[DATA TO USE]
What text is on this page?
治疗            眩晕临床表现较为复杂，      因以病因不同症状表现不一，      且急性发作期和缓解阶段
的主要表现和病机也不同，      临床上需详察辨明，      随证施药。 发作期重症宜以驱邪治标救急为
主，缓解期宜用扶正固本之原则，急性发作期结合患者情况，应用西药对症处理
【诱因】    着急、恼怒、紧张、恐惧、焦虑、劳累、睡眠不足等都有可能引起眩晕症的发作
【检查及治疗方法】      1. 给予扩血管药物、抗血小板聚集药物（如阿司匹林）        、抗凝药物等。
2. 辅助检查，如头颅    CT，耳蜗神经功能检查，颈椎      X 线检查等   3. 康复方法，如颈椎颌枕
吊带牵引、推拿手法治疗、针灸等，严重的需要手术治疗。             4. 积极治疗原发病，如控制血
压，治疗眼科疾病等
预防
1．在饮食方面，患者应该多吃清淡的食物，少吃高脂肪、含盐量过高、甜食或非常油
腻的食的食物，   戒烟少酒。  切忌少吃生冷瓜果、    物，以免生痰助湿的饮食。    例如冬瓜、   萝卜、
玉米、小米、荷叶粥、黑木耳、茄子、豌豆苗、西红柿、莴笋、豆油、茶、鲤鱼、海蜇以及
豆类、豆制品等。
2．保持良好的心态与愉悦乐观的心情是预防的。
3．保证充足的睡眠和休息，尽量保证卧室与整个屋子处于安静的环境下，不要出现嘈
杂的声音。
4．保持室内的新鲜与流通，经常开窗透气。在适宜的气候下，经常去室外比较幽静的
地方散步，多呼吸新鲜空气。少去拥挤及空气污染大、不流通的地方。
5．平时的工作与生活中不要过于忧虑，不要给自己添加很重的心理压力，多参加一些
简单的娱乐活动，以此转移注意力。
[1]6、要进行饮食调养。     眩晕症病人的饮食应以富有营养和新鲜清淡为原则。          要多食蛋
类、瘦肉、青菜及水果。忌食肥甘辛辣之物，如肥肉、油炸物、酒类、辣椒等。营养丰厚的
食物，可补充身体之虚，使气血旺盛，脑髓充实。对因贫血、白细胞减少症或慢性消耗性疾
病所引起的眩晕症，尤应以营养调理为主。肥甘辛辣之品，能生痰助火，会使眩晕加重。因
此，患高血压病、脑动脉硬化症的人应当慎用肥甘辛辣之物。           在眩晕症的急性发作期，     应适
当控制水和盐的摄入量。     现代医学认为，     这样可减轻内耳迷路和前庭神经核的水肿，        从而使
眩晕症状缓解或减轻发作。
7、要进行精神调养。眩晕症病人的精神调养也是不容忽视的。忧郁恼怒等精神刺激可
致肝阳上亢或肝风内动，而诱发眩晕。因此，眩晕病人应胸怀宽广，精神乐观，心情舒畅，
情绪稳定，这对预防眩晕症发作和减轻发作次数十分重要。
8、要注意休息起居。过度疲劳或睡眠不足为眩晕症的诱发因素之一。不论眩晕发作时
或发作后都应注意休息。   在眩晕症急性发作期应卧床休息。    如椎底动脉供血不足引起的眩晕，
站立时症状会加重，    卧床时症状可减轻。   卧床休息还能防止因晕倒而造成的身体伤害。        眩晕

[WHAT YOU HAVE TO DO]
Retype the listing above in full, with no alterations.

[RESULT]
What text is on this page?
治疗            眩晕临床表现较为复杂，      因以病因不同症状表现不一，      且急性发作期和缓解阶段
的主要表现和病机也不同，      临床上需详察辨明，      随证施药。 发作期重症宜以驱邪治标救急为
主，缓解期宜用扶正固本之原则，急性发作期结合患者情况，应用西药对症处理
【诱因】    着急、恼怒、紧张、恐惧、焦虑、劳累、睡眠不足等都有可能引起眩晕症的发作
【检查及治疗方法】      1. 给予扩血管药物、抗血小板聚集药物（如阿司匹林）        、抗凝药物等。
2. 辅助检查，如头颅    CT，耳蜗神经功能检查，颈椎      X 线检查等   3. 康复方法，如颈椎颌枕
吊带牵引、推拿手法治疗、针灸等，严重的需要手术治疗。             4. 积极治疗原发病，如控制血
压，治疗眼科疾病等
预防
1．在饮食方面，患者应该多吃清淡的食物，少吃高脂肪、含盐量过高、甜食或非常油
腻的食的食物，   戒烟少酒。  切忌少吃生冷瓜果、    物，以免生痰助湿的饮食。    例如冬瓜、   萝卜、
玉米、小米、荷叶粥、黑木耳、茄子、豌豆苗、西红柿、莴笋、豆油、茶、鲤鱼、海蜇以及
豆类、豆制品等。
2．保持良好的心态与愉悦乐观的心情是预防的。
3．保证充足的睡眠和休息，尽量保证卧室与整个屋子处于安静的环境下，不要出现嘈
杂的声音。
4．保持室内的新鲜与流通，经常开窗透气。在适宜的气候下，经常去室外比较幽静的
地方散步，多呼吸新鲜空气。少去拥挤及空气污染大、不流通的地方。
5．平时的工作与生活中不要过于忧虑，不要给自己添加很重的心理压力，多参加一些
简单的娱乐活动，以此转移注意力。
[1]6、要进行饮食调养。     眩晕症病人的饮食应以富有营养和新鲜清淡为原则。          要多食蛋
类、瘦肉、青菜及水果。忌食肥甘辛辣之物，如肥肉、油炸物、酒类、辣椒等。营养丰厚的
食物，可补充身体之虚，使气血旺盛，脑髓充实。对因贫血、白细胞减少症或慢性消耗性疾
病所引起的眩晕症，尤应以营养调理为主。肥甘辛辣之品，能生痰助火，会使眩晕加重。因
此，患高血压病、脑动脉硬化症的人应当慎用肥甘辛辣之物。           在眩晕症的急性发作期，     应适
当控制水和盐的摄入量。     现代医学认为，     这样可减轻内耳迷路和前庭神经核的水肿，        从而使
眩晕症状缓解或减轻发作。
7、要进行精神调养。眩晕症病人的精神调养也是不容忽视的。忧郁恼怒等精神刺激可
致肝阳上亢或肝风内动，而诱发眩晕。因此，眩晕病人应胸怀宽广，精神乐观，心情舒畅，
情绪稳定，这对预防眩晕症发作和减轻发作次数十分重要。
8、要注意休息起居。过度疲劳或睡眠不足为眩晕症的诱发因素之一。不论眩晕发作时
或发作后都应注意休息。   在眩晕症急性发作期应卧床休息。    如椎底动脉供血不足引起的眩晕，
站立时症状会加重，    卧床时症状可减轻。   卧床休息还能防止因晕倒而造成的身体伤害。        眩晕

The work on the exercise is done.